* **EXERCISE DETAILS**: Search the data for the word "JSON" and copy every line that contains it.

* **AVAILABLE RECORDS**:
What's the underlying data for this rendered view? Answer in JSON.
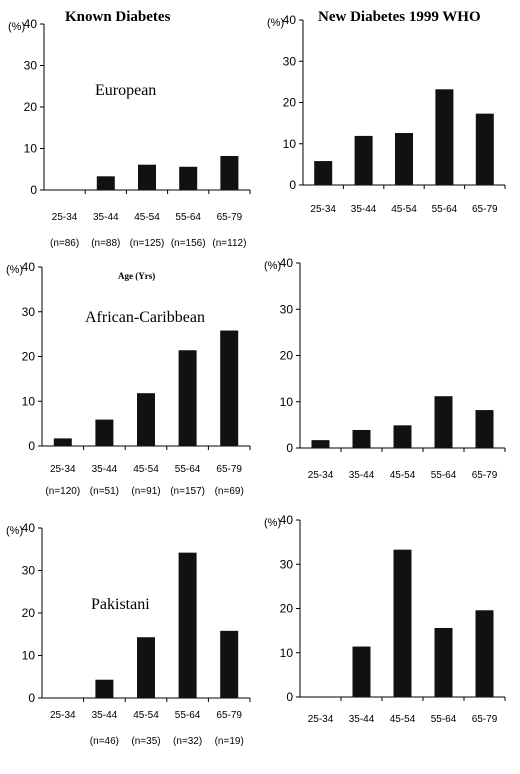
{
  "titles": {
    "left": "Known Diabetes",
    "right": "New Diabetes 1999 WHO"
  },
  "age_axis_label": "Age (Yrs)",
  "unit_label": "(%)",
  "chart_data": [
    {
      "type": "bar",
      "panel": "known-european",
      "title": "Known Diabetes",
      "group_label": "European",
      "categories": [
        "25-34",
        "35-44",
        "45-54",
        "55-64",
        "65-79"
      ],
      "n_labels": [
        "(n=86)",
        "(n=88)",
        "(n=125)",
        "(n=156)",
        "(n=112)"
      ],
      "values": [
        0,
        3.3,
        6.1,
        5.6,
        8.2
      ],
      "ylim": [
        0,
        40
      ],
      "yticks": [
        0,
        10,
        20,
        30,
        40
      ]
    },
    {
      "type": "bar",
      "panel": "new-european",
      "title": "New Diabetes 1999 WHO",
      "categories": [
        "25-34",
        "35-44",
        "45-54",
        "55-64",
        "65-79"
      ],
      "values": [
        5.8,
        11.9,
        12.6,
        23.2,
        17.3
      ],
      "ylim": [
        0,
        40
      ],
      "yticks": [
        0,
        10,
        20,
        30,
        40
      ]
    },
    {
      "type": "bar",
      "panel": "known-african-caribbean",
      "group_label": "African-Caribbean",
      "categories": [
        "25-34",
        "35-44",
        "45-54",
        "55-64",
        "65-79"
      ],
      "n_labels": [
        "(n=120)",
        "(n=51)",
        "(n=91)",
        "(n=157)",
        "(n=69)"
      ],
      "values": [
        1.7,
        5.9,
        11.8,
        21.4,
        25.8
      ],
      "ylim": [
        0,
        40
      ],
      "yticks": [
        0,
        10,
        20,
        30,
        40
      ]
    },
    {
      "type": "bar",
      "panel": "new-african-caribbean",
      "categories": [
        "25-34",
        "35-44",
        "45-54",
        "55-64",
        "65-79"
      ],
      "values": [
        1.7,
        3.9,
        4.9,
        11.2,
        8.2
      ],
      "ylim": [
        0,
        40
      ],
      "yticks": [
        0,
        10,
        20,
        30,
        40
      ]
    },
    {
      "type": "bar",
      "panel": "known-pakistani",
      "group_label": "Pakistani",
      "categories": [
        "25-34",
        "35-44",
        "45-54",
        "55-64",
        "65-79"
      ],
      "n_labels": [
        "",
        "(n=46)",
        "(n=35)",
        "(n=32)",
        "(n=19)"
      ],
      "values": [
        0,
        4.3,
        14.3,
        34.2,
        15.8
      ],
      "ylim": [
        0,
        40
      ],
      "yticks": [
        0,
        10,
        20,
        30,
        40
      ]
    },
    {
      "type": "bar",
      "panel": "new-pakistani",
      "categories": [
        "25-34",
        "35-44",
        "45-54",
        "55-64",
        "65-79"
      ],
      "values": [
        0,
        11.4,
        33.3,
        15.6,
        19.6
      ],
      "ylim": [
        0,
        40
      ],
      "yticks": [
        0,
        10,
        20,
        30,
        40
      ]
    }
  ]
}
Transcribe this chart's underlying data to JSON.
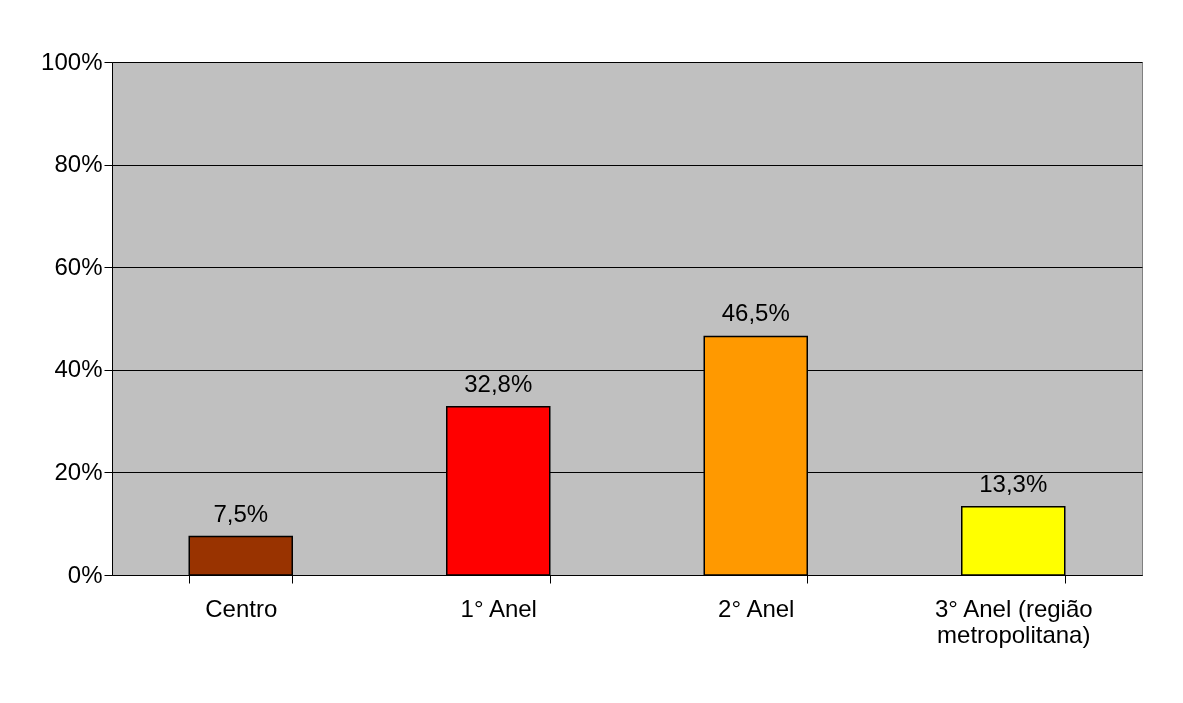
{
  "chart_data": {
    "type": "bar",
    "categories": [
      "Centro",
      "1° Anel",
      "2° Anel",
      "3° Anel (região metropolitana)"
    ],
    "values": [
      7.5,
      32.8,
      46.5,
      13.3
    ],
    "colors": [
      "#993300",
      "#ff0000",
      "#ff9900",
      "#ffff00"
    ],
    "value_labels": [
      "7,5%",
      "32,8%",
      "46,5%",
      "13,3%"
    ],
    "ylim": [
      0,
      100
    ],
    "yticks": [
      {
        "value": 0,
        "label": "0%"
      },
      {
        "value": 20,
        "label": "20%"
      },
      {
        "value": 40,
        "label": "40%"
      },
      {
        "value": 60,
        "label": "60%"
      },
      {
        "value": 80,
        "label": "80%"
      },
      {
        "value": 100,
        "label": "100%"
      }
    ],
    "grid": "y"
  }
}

* **PROBLEM SOLUTION**:
What's the underlying data for this rendered view? Answer in JSON.
Transcribe this chart's underlying data to JSON.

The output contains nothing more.